▶ Provided data:
# # # # # # #

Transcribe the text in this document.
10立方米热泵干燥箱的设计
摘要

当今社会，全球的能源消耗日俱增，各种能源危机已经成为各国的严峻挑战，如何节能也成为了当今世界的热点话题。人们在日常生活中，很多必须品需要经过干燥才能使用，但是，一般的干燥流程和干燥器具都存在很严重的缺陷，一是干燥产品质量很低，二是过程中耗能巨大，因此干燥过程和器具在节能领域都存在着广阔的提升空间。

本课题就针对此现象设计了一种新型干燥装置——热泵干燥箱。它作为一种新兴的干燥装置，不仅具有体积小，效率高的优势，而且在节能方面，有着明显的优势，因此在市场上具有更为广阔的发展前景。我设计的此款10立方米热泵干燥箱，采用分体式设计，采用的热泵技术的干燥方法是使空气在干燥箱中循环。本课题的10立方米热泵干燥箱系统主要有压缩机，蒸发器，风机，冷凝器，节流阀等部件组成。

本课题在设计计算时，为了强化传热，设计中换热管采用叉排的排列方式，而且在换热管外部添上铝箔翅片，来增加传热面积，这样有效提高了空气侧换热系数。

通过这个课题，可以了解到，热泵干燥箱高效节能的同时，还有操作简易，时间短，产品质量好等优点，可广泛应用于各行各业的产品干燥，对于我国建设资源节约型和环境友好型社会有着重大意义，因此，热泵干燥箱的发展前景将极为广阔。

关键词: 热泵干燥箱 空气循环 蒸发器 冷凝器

# # # # # # #

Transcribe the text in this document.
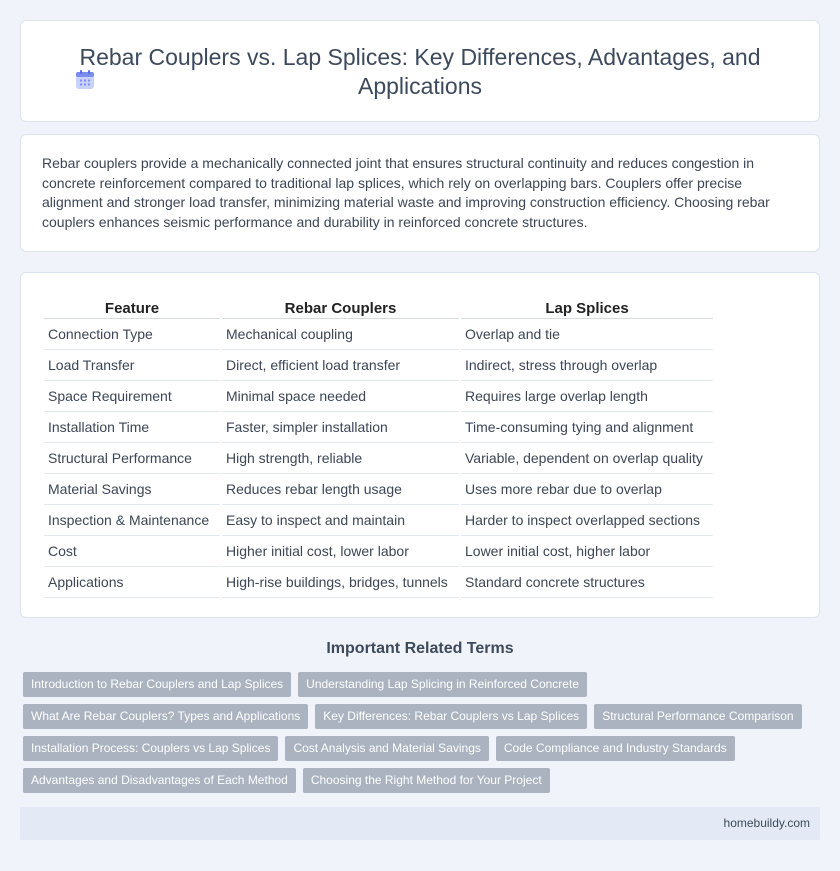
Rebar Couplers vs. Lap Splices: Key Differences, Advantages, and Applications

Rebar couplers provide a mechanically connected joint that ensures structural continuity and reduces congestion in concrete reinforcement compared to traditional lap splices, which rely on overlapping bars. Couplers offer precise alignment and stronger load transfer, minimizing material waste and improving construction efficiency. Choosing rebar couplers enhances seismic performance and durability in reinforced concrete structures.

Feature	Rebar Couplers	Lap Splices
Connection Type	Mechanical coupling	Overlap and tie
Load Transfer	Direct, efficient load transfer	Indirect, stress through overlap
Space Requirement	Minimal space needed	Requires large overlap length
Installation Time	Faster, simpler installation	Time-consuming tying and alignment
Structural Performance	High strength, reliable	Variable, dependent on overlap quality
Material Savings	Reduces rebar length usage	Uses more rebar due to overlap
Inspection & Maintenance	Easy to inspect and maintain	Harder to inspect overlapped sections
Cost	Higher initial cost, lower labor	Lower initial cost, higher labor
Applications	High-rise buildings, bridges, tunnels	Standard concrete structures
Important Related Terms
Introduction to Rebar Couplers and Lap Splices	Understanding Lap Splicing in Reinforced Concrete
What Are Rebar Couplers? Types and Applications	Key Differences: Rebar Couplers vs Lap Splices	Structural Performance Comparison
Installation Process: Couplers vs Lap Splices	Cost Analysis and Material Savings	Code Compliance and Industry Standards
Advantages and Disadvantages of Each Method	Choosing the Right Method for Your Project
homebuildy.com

# # # # # # #

▶ What you have to do:
Extract every line from the records above that contains the word "Couplers".

▶ Response:
Rebar Couplers vs. Lap Splices: Key Differences, Advantages, and Applications
Rebar couplers provide a mechanically connected joint that ensures structural continuity and reduces congestion in concrete reinforcement compared to traditional lap splices, which rely on overlapping bars. Couplers offer precise alignment and stronger load transfer, minimizing material waste and improving construction efficiency. Choosing rebar couplers enhances seismic performance and durability in reinforced concrete structures.
Feature	Rebar Couplers	Lap Splices
Introduction to Rebar Couplers and Lap Splices	Understanding Lap Splicing in Reinforced Concrete
What Are Rebar Couplers? Types and Applications	Key Differences: Rebar Couplers vs Lap Splices	Structural Performance Comparison
Installation Process: Couplers vs Lap Splices	Cost Analysis and Material Savings	Code Compliance and Industry Standards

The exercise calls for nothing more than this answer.